Your instructions = Single out the lines that include the word "button". Copy them.

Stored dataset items
START

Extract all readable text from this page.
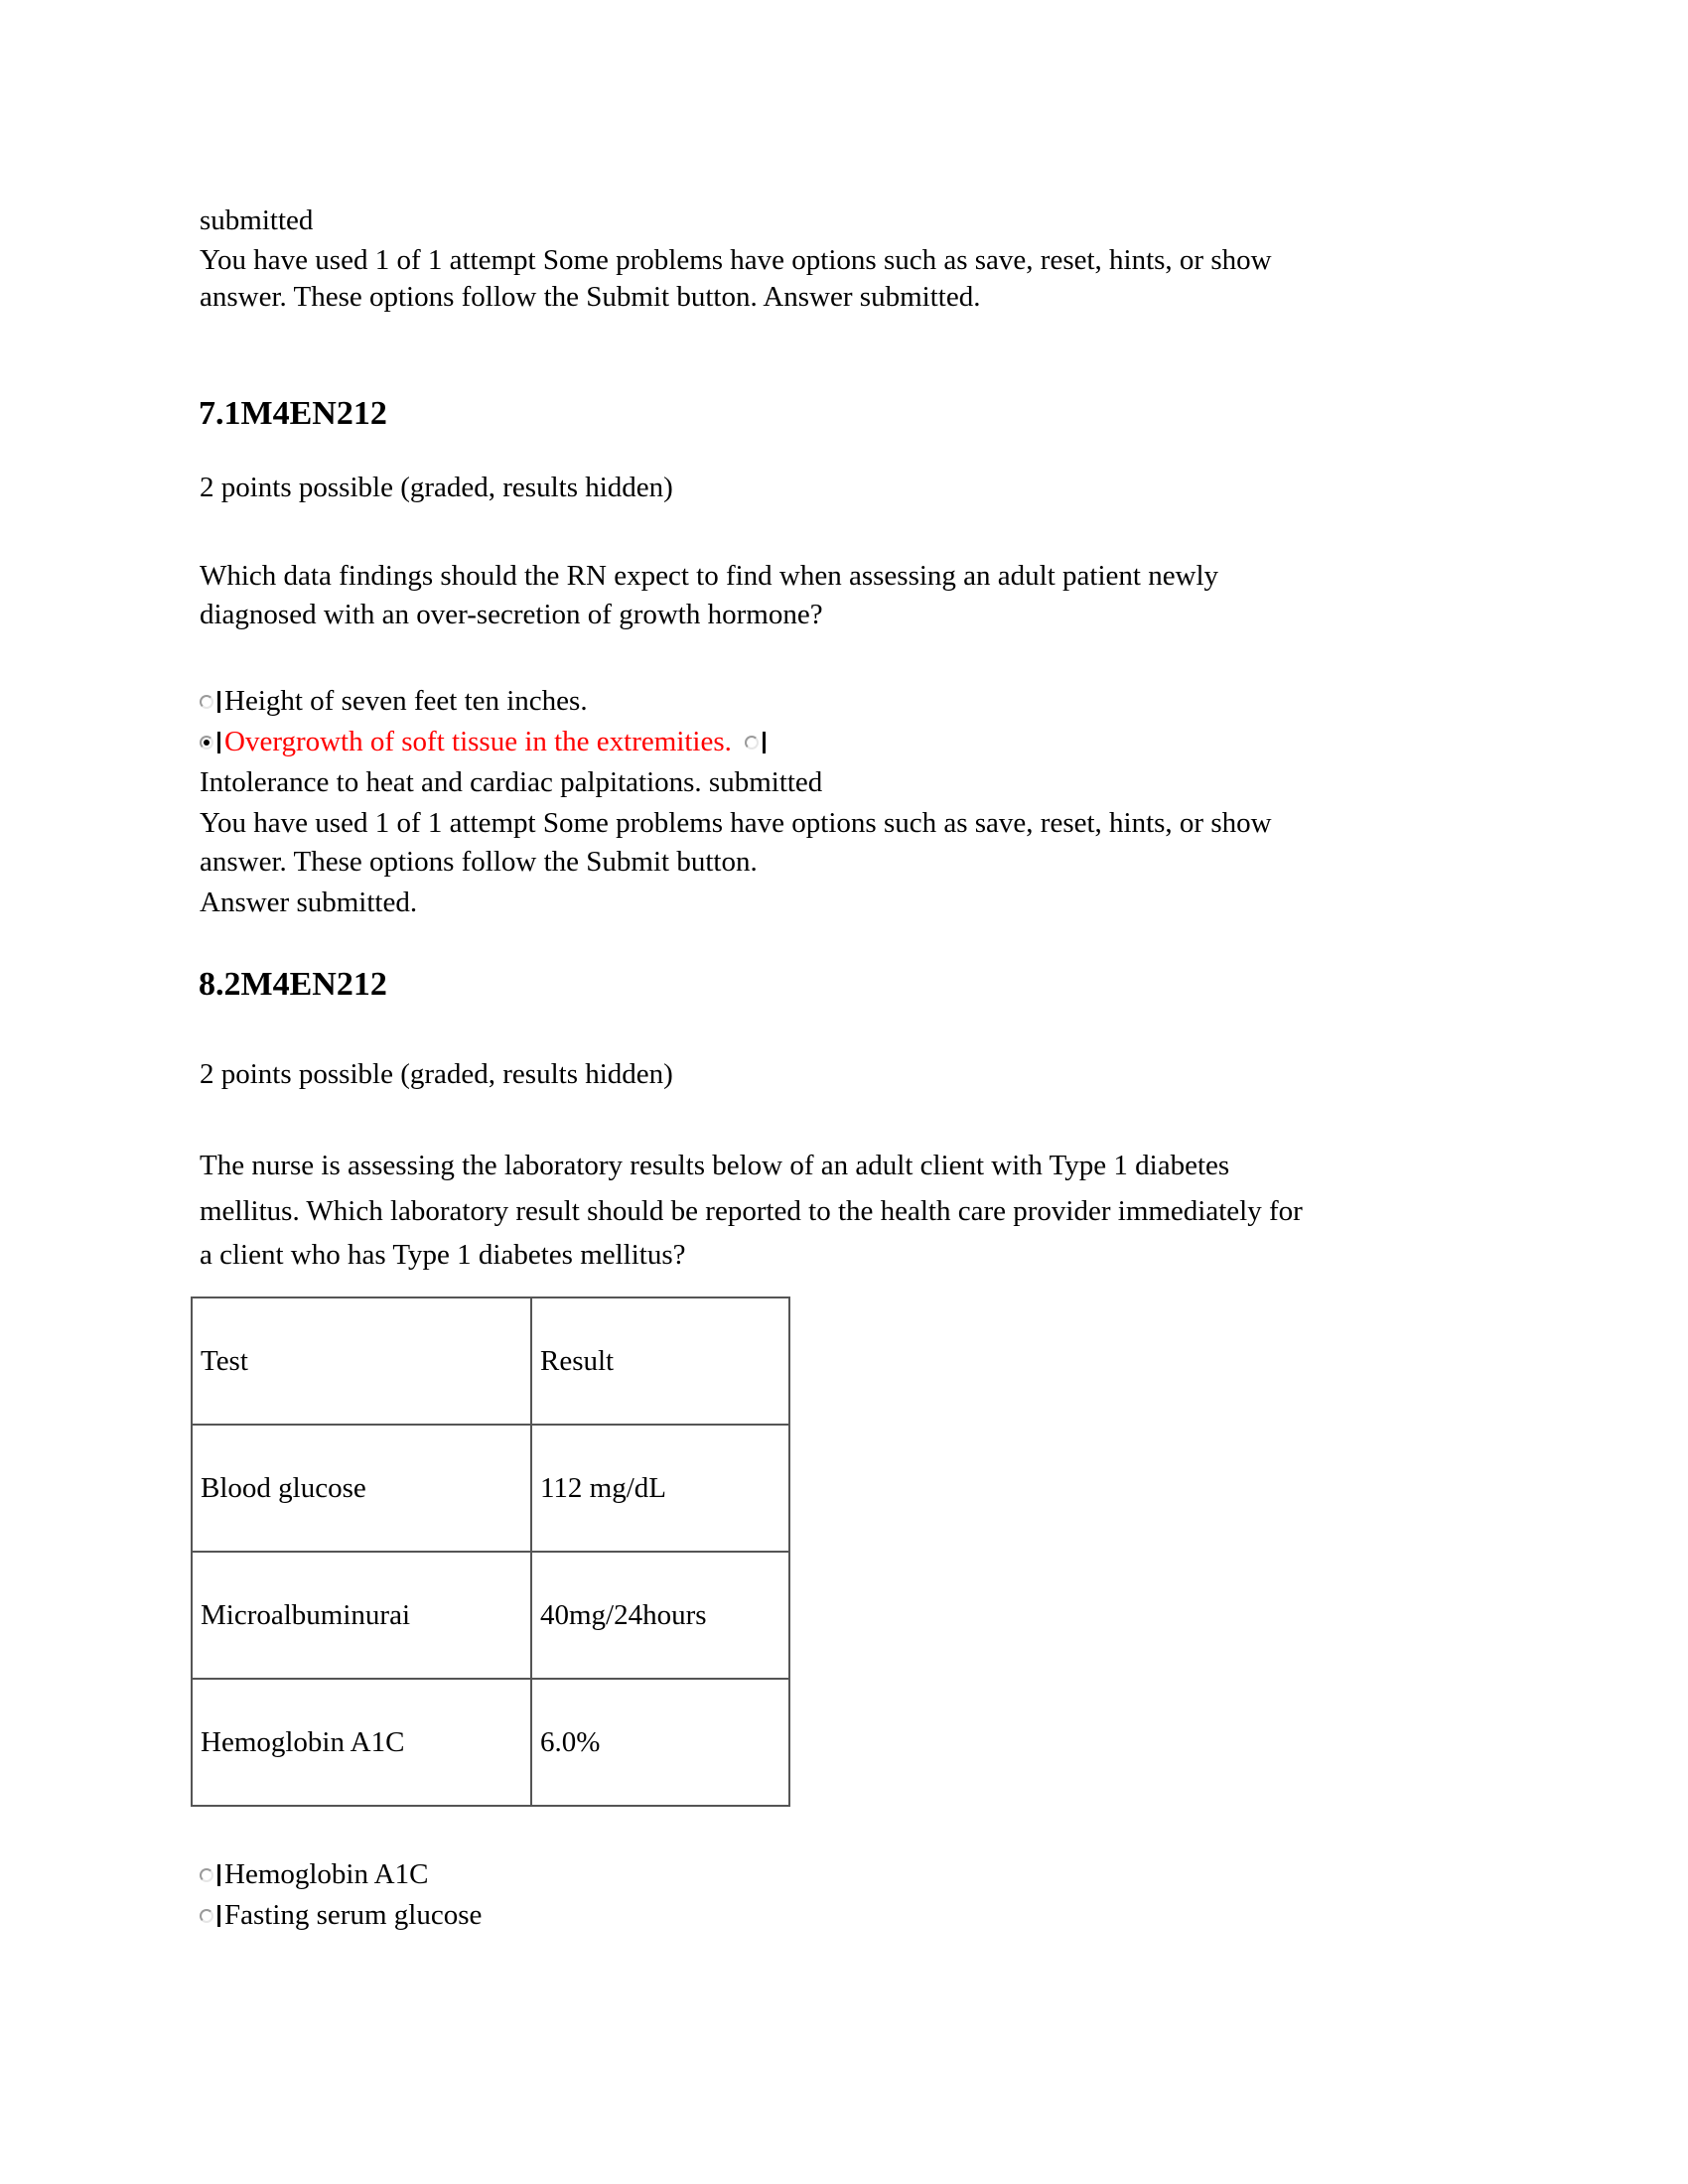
submitted
You have used 1 of 1 attempt Some problems have options such as save, reset, hints, or show
answer. These options follow the Submit button. Answer submitted.
7.1M4EN212
2 points possible (graded, results hidden)
Which data findings should the RN expect to find when assessing an adult patient newly
diagnosed with an over-secretion of growth hormone?
Height of seven feet ten inches.
Overgrowth of soft tissue in the extremities.
Intolerance to heat and cardiac palpitations. submitted
You have used 1 of 1 attempt Some problems have options such as save, reset, hints, or show
answer. These options follow the Submit button.
Answer submitted.
8.2M4EN212
2 points possible (graded, results hidden)
The nurse is assessing the laboratory results below of an adult client with Type 1 diabetes
mellitus. Which laboratory result should be reported to the health care provider immediately for
a client who has Type 1 diabetes mellitus?
Test	Result
Blood glucose	112 mg/dL
Microalbuminurai	40mg/24hours
Hemoglobin A1C	6.0%
Hemoglobin A1C
Fasting serum glucose
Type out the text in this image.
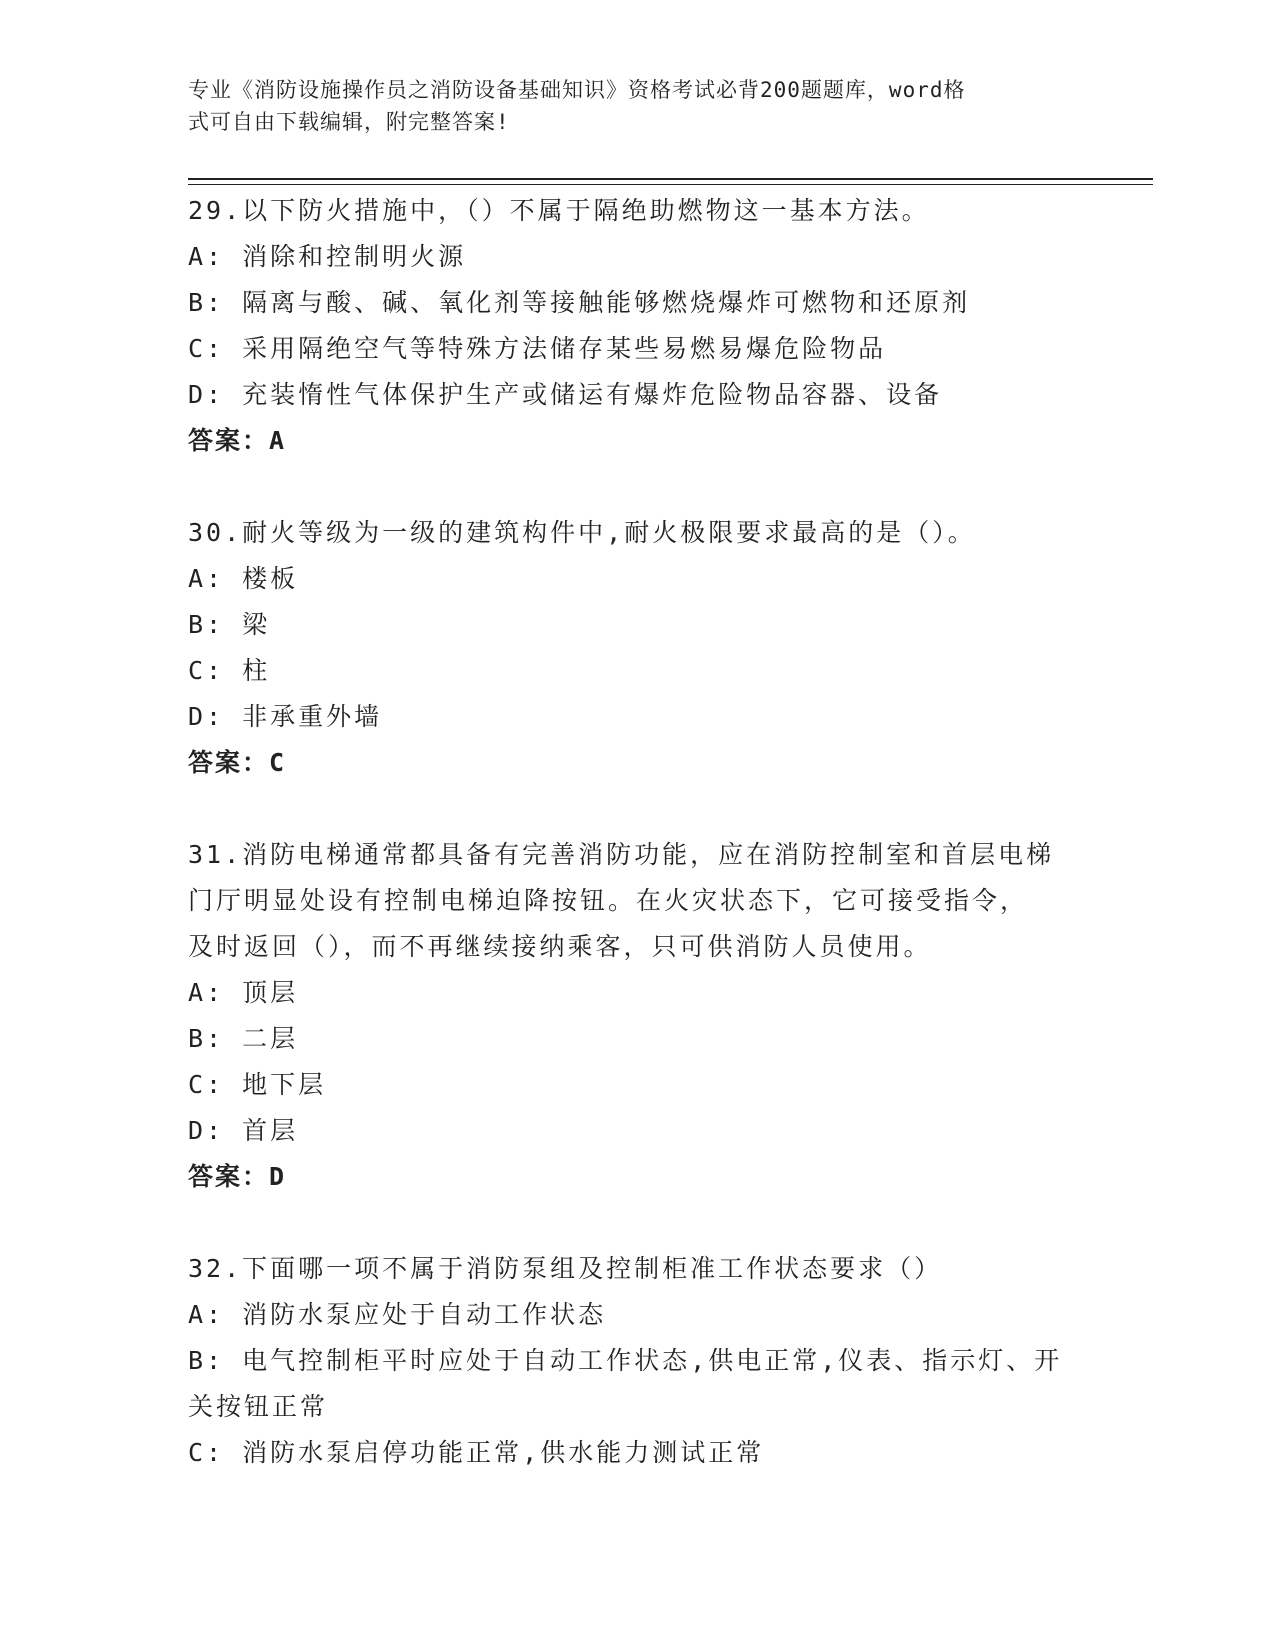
专业《消防设施操作员之消防设备基础知识》资格考试必背200题题库，word格
式可自由下载编辑，附完整答案!
29.以下防火措施中，（）不属于隔绝助燃物这一基本方法。
A: 消除和控制明火源
B: 隔离与酸、碱、氧化剂等接触能够燃烧爆炸可燃物和还原剂
C: 采用隔绝空气等特殊方法储存某些易燃易爆危险物品
D: 充装惰性气体保护生产或储运有爆炸危险物品容器、设备
答案：A
30.耐火等级为一级的建筑构件中,耐火极限要求最高的是（）。
A: 楼板
B: 梁
C: 柱
D: 非承重外墙
答案：C
31.消防电梯通常都具备有完善消防功能，应在消防控制室和首层电梯
门厅明显处设有控制电梯迫降按钮。在火灾状态下，它可接受指令，
及时返回（），而不再继续接纳乘客，只可供消防人员使用。
A: 顶层
B: 二层
C: 地下层
D: 首层
答案：D
32.下面哪一项不属于消防泵组及控制柜准工作状态要求（）
A: 消防水泵应处于自动工作状态
B: 电气控制柜平时应处于自动工作状态,供电正常,仪表、指示灯、开
关按钮正常
C: 消防水泵启停功能正常,供水能力测试正常
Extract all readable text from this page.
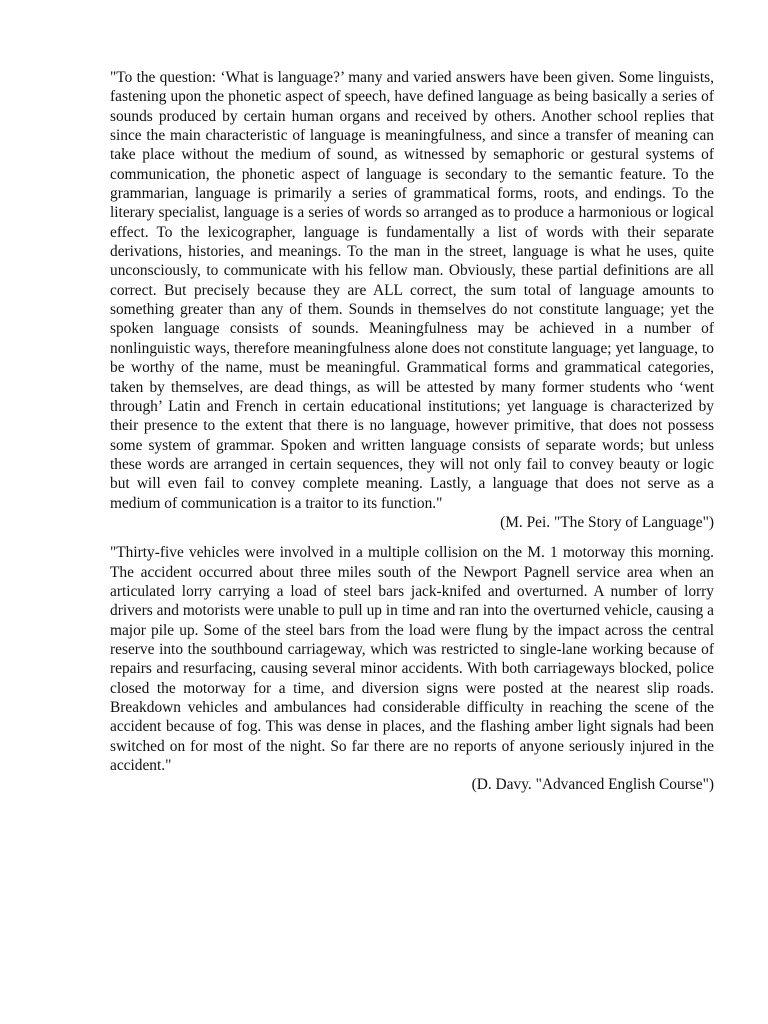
"To the question: ‘What is language?’ many and varied answers have been given. Some linguists, fastening upon the phonetic aspect of speech, have defined language as being basically a series of sounds produced by certain human organs and received by others. Another school replies that since the main characteristic of language is meaningfulness, and since a transfer of meaning can take place without the medium of sound, as witnessed by semaphoric or gestural systems of communication, the phonetic aspect of language is secondary to the semantic feature. To the grammarian, language is primarily a series of grammatical forms, roots, and endings. To the literary specialist, language is a series of words so arranged as to produce a harmonious or logical effect. To the lexicographer, language is fundamentally a list of words with their separate derivations, histories, and meanings. To the man in the street, language is what he uses, quite unconsciously, to communicate with his fellow man. Obviously, these partial definitions are all correct. But precisely because they are ALL correct, the sum total of language amounts to something greater than any of them. Sounds in themselves do not constitute language; yet the spoken language consists of sounds. Meaningfulness may be achieved in a number of nonlinguistic ways, therefore meaningfulness alone does not constitute language; yet language, to be worthy of the name, must be meaningful. Grammatical forms and grammatical categories, taken by themselves, are dead things, as will be attested by many former students who ‘went through’ Latin and French in certain educational institutions; yet language is characterized by their presence to the extent that there is no language, however primitive, that does not possess some system of grammar. Spoken and written language consists of separate words; but unless these words are arranged in certain sequences, they will not only fail to convey beauty or logic but will even fail to convey complete meaning. Lastly, a language that does not serve as a medium of communication is a traitor to its function."

(M. Pei. "The Story of Language")

"Thirty-five vehicles were involved in a multiple collision on the M. 1 motorway this morning. The accident occurred about three miles south of the Newport Pagnell service area when an articulated lorry carrying a load of steel bars jack-knifed and overturned. A number of lorry drivers and motorists were unable to pull up in time and ran into the overturned vehicle, causing a major pile up. Some of the steel bars from the load were flung by the impact across the central reserve into the southbound carriageway, which was restricted to single-lane working because of repairs and resurfacing, causing several minor accidents. With both carriageways blocked, police closed the motorway for a time, and diversion signs were posted at the nearest slip roads. Breakdown vehicles and ambulances had considerable difficulty in reaching the scene of the accident because of fog. This was dense in places, and the flashing amber light signals had been switched on for most of the night. So far there are no reports of anyone seriously injured in the accident."

(D. Davy. "Advanced English Course")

END

Response to the exercise =
answer. These options follow the Submit button. Answer submitted.
answer. These options follow the Submit button.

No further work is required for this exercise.